### Exercise requirements
Drop the pictures from the entries below, then reproduce the rest exactly.

### The data
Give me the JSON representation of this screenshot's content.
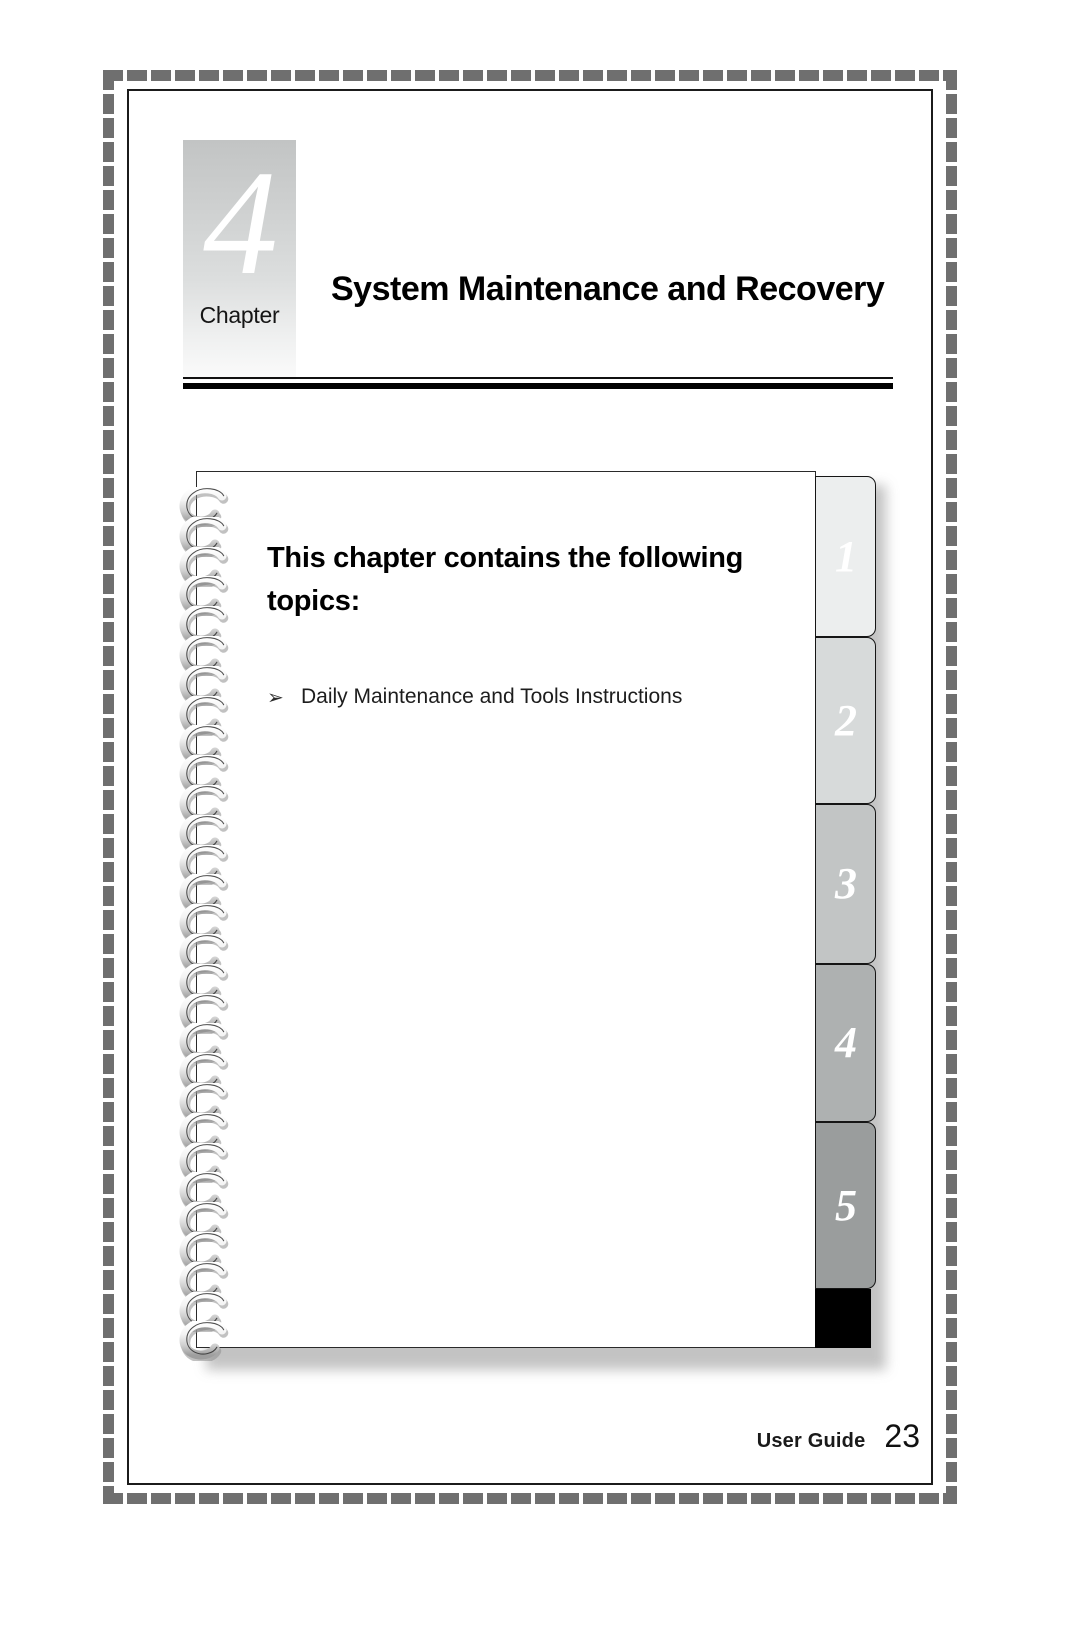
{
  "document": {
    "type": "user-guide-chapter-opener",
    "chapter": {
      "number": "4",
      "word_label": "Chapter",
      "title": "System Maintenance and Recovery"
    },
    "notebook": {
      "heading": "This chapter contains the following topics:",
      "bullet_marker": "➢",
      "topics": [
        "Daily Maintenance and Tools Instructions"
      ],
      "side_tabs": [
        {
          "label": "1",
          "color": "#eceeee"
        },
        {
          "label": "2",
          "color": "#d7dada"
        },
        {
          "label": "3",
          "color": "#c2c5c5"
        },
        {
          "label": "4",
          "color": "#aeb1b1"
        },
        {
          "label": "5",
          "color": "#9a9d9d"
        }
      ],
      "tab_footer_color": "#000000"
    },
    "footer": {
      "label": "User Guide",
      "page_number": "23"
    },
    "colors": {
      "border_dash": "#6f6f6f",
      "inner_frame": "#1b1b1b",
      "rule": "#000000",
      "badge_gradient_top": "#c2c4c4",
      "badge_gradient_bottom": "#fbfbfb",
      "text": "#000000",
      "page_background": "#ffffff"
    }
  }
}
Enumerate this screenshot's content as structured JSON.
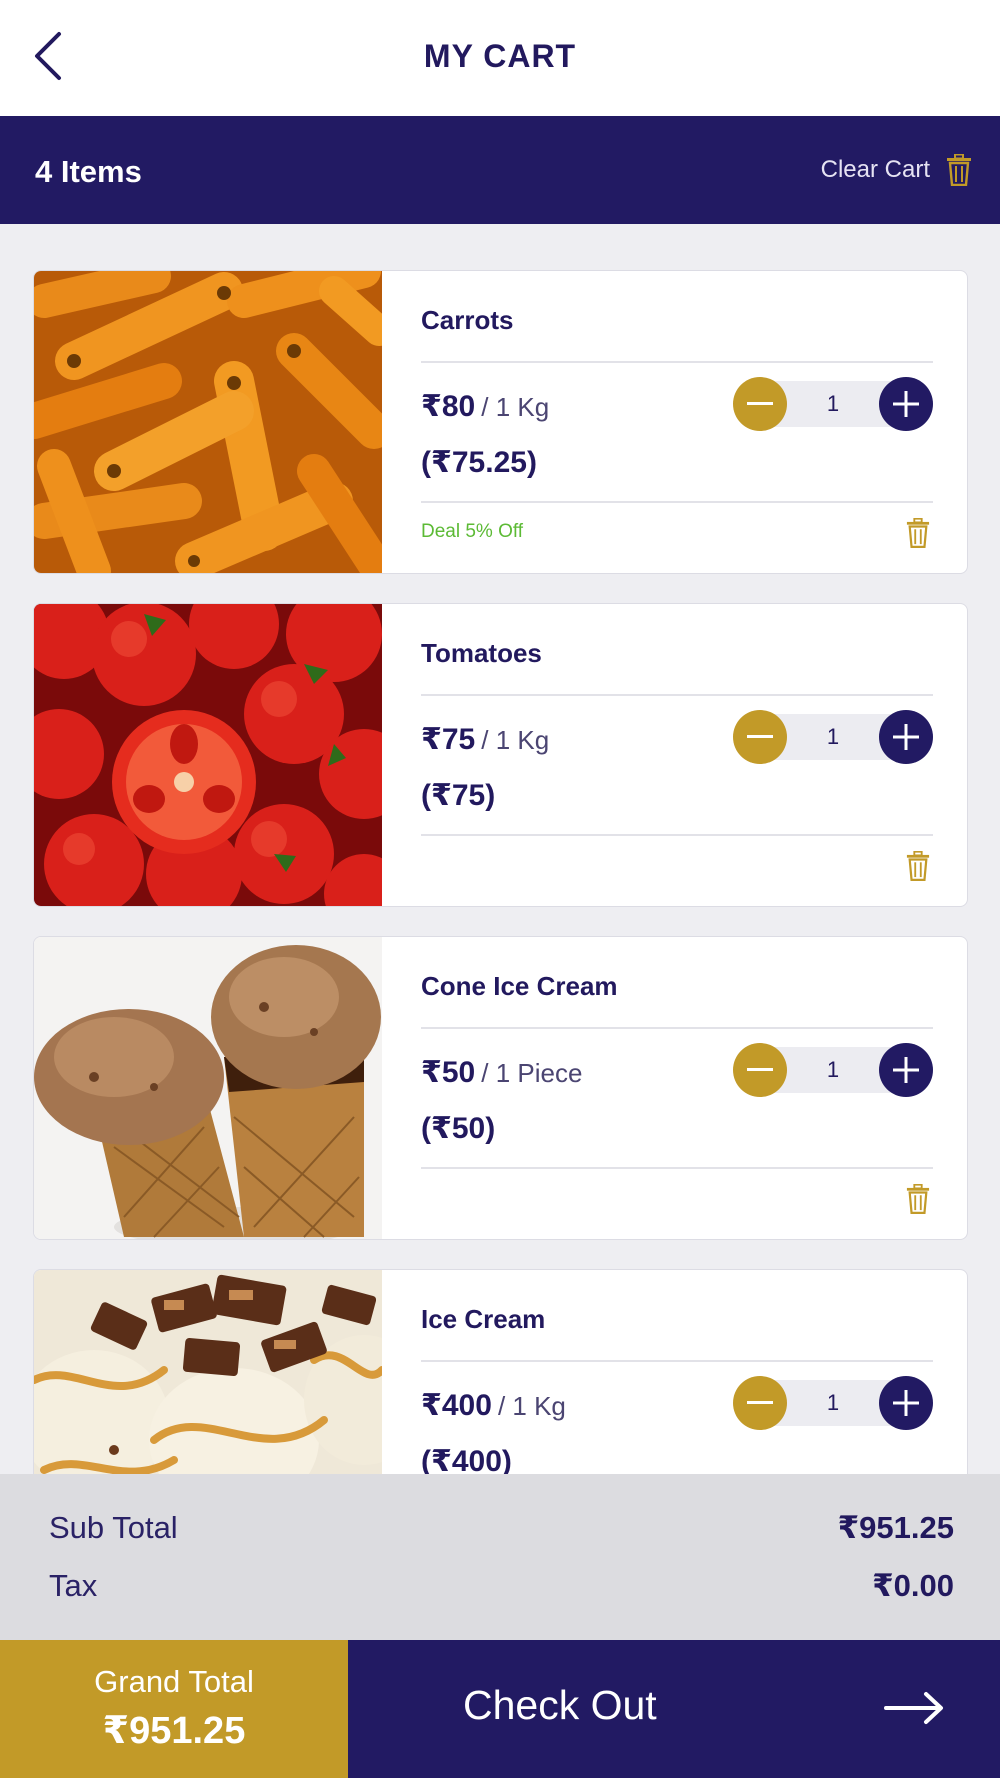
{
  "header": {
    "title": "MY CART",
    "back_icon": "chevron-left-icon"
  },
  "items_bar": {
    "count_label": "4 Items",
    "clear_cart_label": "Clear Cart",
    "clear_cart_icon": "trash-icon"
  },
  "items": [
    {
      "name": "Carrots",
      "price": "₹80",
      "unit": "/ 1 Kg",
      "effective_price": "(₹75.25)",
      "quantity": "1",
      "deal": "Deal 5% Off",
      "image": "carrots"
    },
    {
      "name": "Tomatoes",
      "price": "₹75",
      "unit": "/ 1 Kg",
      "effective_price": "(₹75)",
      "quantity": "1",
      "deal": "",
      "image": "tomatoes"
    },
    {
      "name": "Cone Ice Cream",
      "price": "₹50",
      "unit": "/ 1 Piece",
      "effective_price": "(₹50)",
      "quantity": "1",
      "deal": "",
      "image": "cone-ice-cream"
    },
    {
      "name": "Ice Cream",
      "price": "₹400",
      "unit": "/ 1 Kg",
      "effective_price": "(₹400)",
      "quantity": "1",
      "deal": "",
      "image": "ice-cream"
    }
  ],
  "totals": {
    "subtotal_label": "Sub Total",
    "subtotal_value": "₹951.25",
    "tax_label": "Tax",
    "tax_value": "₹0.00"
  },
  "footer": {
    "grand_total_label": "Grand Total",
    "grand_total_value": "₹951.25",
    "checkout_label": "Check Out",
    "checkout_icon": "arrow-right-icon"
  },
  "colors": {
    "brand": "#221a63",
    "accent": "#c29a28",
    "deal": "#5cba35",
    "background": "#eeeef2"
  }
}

### Result
Give me the JSON representation of this screenshot's content.
{
  "document": {
    "type": "user-guide-chapter-opener",
    "chapter": {
      "number": "4",
      "word_label": "Chapter",
      "title": "System Maintenance and Recovery"
    },
    "notebook": {
      "heading": "This chapter contains the following topics:",
      "bullet_marker": "➢",
      "topics": [
        "Daily Maintenance and Tools Instructions"
      ],
      "side_tabs": [
        {
          "label": "1",
          "color": "#eceeee"
        },
        {
          "label": "2",
          "color": "#d7dada"
        },
        {
          "label": "3",
          "color": "#c2c5c5"
        },
        {
          "label": "4",
          "color": "#aeb1b1"
        },
        {
          "label": "5",
          "color": "#9a9d9d"
        }
      ],
      "tab_footer_color": "#000000"
    },
    "footer": {
      "label": "User Guide",
      "page_number": "23"
    },
    "colors": {
      "border_dash": "#6f6f6f",
      "inner_frame": "#1b1b1b",
      "rule": "#000000",
      "badge_gradient_top": "#c2c4c4",
      "badge_gradient_bottom": "#fbfbfb",
      "text": "#000000",
      "page_background": "#ffffff"
    }
  }
}
Enumerate this screenshot's content as structured JSON.
{
  "header": {
    "title": "MY CART",
    "back_icon": "chevron-left-icon"
  },
  "items_bar": {
    "count_label": "4 Items",
    "clear_cart_label": "Clear Cart",
    "clear_cart_icon": "trash-icon"
  },
  "items": [
    {
      "name": "Carrots",
      "price": "₹80",
      "unit": "/ 1 Kg",
      "effective_price": "(₹75.25)",
      "quantity": "1",
      "deal": "Deal 5% Off",
      "image": "carrots"
    },
    {
      "name": "Tomatoes",
      "price": "₹75",
      "unit": "/ 1 Kg",
      "effective_price": "(₹75)",
      "quantity": "1",
      "deal": "",
      "image": "tomatoes"
    },
    {
      "name": "Cone Ice Cream",
      "price": "₹50",
      "unit": "/ 1 Piece",
      "effective_price": "(₹50)",
      "quantity": "1",
      "deal": "",
      "image": "cone-ice-cream"
    },
    {
      "name": "Ice Cream",
      "price": "₹400",
      "unit": "/ 1 Kg",
      "effective_price": "(₹400)",
      "quantity": "1",
      "deal": "",
      "image": "ice-cream"
    }
  ],
  "totals": {
    "subtotal_label": "Sub Total",
    "subtotal_value": "₹951.25",
    "tax_label": "Tax",
    "tax_value": "₹0.00"
  },
  "footer": {
    "grand_total_label": "Grand Total",
    "grand_total_value": "₹951.25",
    "checkout_label": "Check Out",
    "checkout_icon": "arrow-right-icon"
  },
  "colors": {
    "brand": "#221a63",
    "accent": "#c29a28",
    "deal": "#5cba35",
    "background": "#eeeef2"
  }
}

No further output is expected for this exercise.